## Extracted material
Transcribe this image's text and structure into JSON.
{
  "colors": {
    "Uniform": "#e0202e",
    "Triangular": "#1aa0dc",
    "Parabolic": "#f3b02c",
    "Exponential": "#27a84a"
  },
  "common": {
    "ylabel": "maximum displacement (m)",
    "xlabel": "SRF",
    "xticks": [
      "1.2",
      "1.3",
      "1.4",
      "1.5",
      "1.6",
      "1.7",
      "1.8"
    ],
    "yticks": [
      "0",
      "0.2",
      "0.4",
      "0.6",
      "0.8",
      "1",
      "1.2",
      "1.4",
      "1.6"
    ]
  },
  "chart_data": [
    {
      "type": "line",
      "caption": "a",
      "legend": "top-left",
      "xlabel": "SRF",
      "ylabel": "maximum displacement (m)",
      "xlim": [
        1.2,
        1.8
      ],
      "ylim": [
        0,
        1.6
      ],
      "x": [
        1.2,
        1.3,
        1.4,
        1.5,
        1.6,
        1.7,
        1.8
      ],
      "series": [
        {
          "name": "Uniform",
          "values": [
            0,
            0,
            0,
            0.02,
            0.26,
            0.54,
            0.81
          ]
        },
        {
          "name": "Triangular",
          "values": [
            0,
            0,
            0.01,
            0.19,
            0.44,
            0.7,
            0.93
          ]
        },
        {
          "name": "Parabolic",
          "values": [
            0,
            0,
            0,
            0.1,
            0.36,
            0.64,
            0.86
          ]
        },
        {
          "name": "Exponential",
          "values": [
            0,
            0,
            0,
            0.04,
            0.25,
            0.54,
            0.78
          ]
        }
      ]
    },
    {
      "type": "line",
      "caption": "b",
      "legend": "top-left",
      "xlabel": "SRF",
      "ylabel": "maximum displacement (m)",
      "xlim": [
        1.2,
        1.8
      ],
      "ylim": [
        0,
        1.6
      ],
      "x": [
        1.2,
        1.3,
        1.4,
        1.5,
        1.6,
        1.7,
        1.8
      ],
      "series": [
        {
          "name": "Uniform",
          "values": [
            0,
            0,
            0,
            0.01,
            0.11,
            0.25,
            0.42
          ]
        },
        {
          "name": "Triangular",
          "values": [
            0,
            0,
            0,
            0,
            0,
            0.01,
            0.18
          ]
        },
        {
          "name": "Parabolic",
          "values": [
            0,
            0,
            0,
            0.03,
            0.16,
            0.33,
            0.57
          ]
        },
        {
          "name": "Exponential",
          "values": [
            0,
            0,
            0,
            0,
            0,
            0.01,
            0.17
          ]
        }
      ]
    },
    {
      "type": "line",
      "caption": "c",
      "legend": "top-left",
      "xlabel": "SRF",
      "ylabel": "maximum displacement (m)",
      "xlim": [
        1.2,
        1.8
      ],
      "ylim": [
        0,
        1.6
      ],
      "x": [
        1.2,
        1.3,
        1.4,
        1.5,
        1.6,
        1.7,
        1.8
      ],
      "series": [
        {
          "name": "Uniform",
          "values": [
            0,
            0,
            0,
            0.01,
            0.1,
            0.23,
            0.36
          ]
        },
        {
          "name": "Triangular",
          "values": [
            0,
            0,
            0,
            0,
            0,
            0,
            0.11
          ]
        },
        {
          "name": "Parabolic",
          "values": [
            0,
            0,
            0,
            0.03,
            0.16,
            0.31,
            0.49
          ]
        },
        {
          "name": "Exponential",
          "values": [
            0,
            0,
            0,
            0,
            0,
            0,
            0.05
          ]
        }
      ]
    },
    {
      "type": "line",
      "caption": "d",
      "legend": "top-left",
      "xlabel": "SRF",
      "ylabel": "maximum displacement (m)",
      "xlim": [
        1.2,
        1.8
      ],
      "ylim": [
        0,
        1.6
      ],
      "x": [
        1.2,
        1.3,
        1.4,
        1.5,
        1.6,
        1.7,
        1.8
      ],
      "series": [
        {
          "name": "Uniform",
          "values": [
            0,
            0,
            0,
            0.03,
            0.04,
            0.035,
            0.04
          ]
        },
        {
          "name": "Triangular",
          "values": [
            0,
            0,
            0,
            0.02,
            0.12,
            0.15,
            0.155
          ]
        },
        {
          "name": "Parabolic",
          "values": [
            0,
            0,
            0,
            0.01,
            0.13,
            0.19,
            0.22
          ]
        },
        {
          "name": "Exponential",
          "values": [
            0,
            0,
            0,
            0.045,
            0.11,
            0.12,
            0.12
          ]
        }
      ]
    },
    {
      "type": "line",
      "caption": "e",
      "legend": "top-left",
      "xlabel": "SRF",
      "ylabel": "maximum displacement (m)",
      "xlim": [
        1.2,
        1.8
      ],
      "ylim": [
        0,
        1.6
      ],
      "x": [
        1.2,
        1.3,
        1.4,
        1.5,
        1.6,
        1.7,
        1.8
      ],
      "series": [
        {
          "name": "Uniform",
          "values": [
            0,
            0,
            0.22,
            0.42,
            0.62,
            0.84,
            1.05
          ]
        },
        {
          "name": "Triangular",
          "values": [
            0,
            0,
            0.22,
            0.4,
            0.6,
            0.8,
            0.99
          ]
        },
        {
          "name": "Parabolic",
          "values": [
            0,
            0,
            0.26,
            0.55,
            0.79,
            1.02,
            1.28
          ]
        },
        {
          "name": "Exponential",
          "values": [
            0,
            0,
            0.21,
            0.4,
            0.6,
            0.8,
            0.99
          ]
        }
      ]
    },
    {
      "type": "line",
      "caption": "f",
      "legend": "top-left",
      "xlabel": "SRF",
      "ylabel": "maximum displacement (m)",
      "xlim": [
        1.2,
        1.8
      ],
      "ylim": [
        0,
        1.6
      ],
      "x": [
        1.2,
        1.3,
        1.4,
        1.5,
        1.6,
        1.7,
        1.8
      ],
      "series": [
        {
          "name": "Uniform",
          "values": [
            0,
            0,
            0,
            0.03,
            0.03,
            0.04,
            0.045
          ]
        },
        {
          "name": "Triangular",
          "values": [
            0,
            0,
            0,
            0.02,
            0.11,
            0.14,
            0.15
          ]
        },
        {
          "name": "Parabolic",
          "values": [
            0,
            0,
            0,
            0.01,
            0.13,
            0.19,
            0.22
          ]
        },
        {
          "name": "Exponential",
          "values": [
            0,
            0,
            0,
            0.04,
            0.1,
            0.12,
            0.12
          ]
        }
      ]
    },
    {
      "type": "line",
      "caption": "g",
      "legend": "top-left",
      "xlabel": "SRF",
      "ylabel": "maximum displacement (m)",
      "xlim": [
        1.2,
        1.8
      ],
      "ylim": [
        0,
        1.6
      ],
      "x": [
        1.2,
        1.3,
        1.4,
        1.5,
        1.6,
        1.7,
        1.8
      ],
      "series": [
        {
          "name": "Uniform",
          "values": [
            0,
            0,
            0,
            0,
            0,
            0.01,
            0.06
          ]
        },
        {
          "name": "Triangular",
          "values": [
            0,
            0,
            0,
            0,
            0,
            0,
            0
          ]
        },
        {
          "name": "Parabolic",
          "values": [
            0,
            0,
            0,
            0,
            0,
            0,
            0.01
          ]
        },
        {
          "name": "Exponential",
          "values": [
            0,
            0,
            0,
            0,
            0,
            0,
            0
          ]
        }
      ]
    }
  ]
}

## Directive
All of the entries above need to be reproduced exactly.

## Result of this task
Transcribe this image's text and structure into JSON.
{
  "colors": {
    "Uniform": "#e0202e",
    "Triangular": "#1aa0dc",
    "Parabolic": "#f3b02c",
    "Exponential": "#27a84a"
  },
  "common": {
    "ylabel": "maximum displacement (m)",
    "xlabel": "SRF",
    "xticks": [
      "1.2",
      "1.3",
      "1.4",
      "1.5",
      "1.6",
      "1.7",
      "1.8"
    ],
    "yticks": [
      "0",
      "0.2",
      "0.4",
      "0.6",
      "0.8",
      "1",
      "1.2",
      "1.4",
      "1.6"
    ]
  },
  "chart_data": [
    {
      "type": "line",
      "caption": "a",
      "legend": "top-left",
      "xlabel": "SRF",
      "ylabel": "maximum displacement (m)",
      "xlim": [
        1.2,
        1.8
      ],
      "ylim": [
        0,
        1.6
      ],
      "x": [
        1.2,
        1.3,
        1.4,
        1.5,
        1.6,
        1.7,
        1.8
      ],
      "series": [
        {
          "name": "Uniform",
          "values": [
            0,
            0,
            0,
            0.02,
            0.26,
            0.54,
            0.81
          ]
        },
        {
          "name": "Triangular",
          "values": [
            0,
            0,
            0.01,
            0.19,
            0.44,
            0.7,
            0.93
          ]
        },
        {
          "name": "Parabolic",
          "values": [
            0,
            0,
            0,
            0.1,
            0.36,
            0.64,
            0.86
          ]
        },
        {
          "name": "Exponential",
          "values": [
            0,
            0,
            0,
            0.04,
            0.25,
            0.54,
            0.78
          ]
        }
      ]
    },
    {
      "type": "line",
      "caption": "b",
      "legend": "top-left",
      "xlabel": "SRF",
      "ylabel": "maximum displacement (m)",
      "xlim": [
        1.2,
        1.8
      ],
      "ylim": [
        0,
        1.6
      ],
      "x": [
        1.2,
        1.3,
        1.4,
        1.5,
        1.6,
        1.7,
        1.8
      ],
      "series": [
        {
          "name": "Uniform",
          "values": [
            0,
            0,
            0,
            0.01,
            0.11,
            0.25,
            0.42
          ]
        },
        {
          "name": "Triangular",
          "values": [
            0,
            0,
            0,
            0,
            0,
            0.01,
            0.18
          ]
        },
        {
          "name": "Parabolic",
          "values": [
            0,
            0,
            0,
            0.03,
            0.16,
            0.33,
            0.57
          ]
        },
        {
          "name": "Exponential",
          "values": [
            0,
            0,
            0,
            0,
            0,
            0.01,
            0.17
          ]
        }
      ]
    },
    {
      "type": "line",
      "caption": "c",
      "legend": "top-left",
      "xlabel": "SRF",
      "ylabel": "maximum displacement (m)",
      "xlim": [
        1.2,
        1.8
      ],
      "ylim": [
        0,
        1.6
      ],
      "x": [
        1.2,
        1.3,
        1.4,
        1.5,
        1.6,
        1.7,
        1.8
      ],
      "series": [
        {
          "name": "Uniform",
          "values": [
            0,
            0,
            0,
            0.01,
            0.1,
            0.23,
            0.36
          ]
        },
        {
          "name": "Triangular",
          "values": [
            0,
            0,
            0,
            0,
            0,
            0,
            0.11
          ]
        },
        {
          "name": "Parabolic",
          "values": [
            0,
            0,
            0,
            0.03,
            0.16,
            0.31,
            0.49
          ]
        },
        {
          "name": "Exponential",
          "values": [
            0,
            0,
            0,
            0,
            0,
            0,
            0.05
          ]
        }
      ]
    },
    {
      "type": "line",
      "caption": "d",
      "legend": "top-left",
      "xlabel": "SRF",
      "ylabel": "maximum displacement (m)",
      "xlim": [
        1.2,
        1.8
      ],
      "ylim": [
        0,
        1.6
      ],
      "x": [
        1.2,
        1.3,
        1.4,
        1.5,
        1.6,
        1.7,
        1.8
      ],
      "series": [
        {
          "name": "Uniform",
          "values": [
            0,
            0,
            0,
            0.03,
            0.04,
            0.035,
            0.04
          ]
        },
        {
          "name": "Triangular",
          "values": [
            0,
            0,
            0,
            0.02,
            0.12,
            0.15,
            0.155
          ]
        },
        {
          "name": "Parabolic",
          "values": [
            0,
            0,
            0,
            0.01,
            0.13,
            0.19,
            0.22
          ]
        },
        {
          "name": "Exponential",
          "values": [
            0,
            0,
            0,
            0.045,
            0.11,
            0.12,
            0.12
          ]
        }
      ]
    },
    {
      "type": "line",
      "caption": "e",
      "legend": "top-left",
      "xlabel": "SRF",
      "ylabel": "maximum displacement (m)",
      "xlim": [
        1.2,
        1.8
      ],
      "ylim": [
        0,
        1.6
      ],
      "x": [
        1.2,
        1.3,
        1.4,
        1.5,
        1.6,
        1.7,
        1.8
      ],
      "series": [
        {
          "name": "Uniform",
          "values": [
            0,
            0,
            0.22,
            0.42,
            0.62,
            0.84,
            1.05
          ]
        },
        {
          "name": "Triangular",
          "values": [
            0,
            0,
            0.22,
            0.4,
            0.6,
            0.8,
            0.99
          ]
        },
        {
          "name": "Parabolic",
          "values": [
            0,
            0,
            0.26,
            0.55,
            0.79,
            1.02,
            1.28
          ]
        },
        {
          "name": "Exponential",
          "values": [
            0,
            0,
            0.21,
            0.4,
            0.6,
            0.8,
            0.99
          ]
        }
      ]
    },
    {
      "type": "line",
      "caption": "f",
      "legend": "top-left",
      "xlabel": "SRF",
      "ylabel": "maximum displacement (m)",
      "xlim": [
        1.2,
        1.8
      ],
      "ylim": [
        0,
        1.6
      ],
      "x": [
        1.2,
        1.3,
        1.4,
        1.5,
        1.6,
        1.7,
        1.8
      ],
      "series": [
        {
          "name": "Uniform",
          "values": [
            0,
            0,
            0,
            0.03,
            0.03,
            0.04,
            0.045
          ]
        },
        {
          "name": "Triangular",
          "values": [
            0,
            0,
            0,
            0.02,
            0.11,
            0.14,
            0.15
          ]
        },
        {
          "name": "Parabolic",
          "values": [
            0,
            0,
            0,
            0.01,
            0.13,
            0.19,
            0.22
          ]
        },
        {
          "name": "Exponential",
          "values": [
            0,
            0,
            0,
            0.04,
            0.1,
            0.12,
            0.12
          ]
        }
      ]
    },
    {
      "type": "line",
      "caption": "g",
      "legend": "top-left",
      "xlabel": "SRF",
      "ylabel": "maximum displacement (m)",
      "xlim": [
        1.2,
        1.8
      ],
      "ylim": [
        0,
        1.6
      ],
      "x": [
        1.2,
        1.3,
        1.4,
        1.5,
        1.6,
        1.7,
        1.8
      ],
      "series": [
        {
          "name": "Uniform",
          "values": [
            0,
            0,
            0,
            0,
            0,
            0.01,
            0.06
          ]
        },
        {
          "name": "Triangular",
          "values": [
            0,
            0,
            0,
            0,
            0,
            0,
            0
          ]
        },
        {
          "name": "Parabolic",
          "values": [
            0,
            0,
            0,
            0,
            0,
            0,
            0.01
          ]
        },
        {
          "name": "Exponential",
          "values": [
            0,
            0,
            0,
            0,
            0,
            0,
            0
          ]
        }
      ]
    }
  ]
}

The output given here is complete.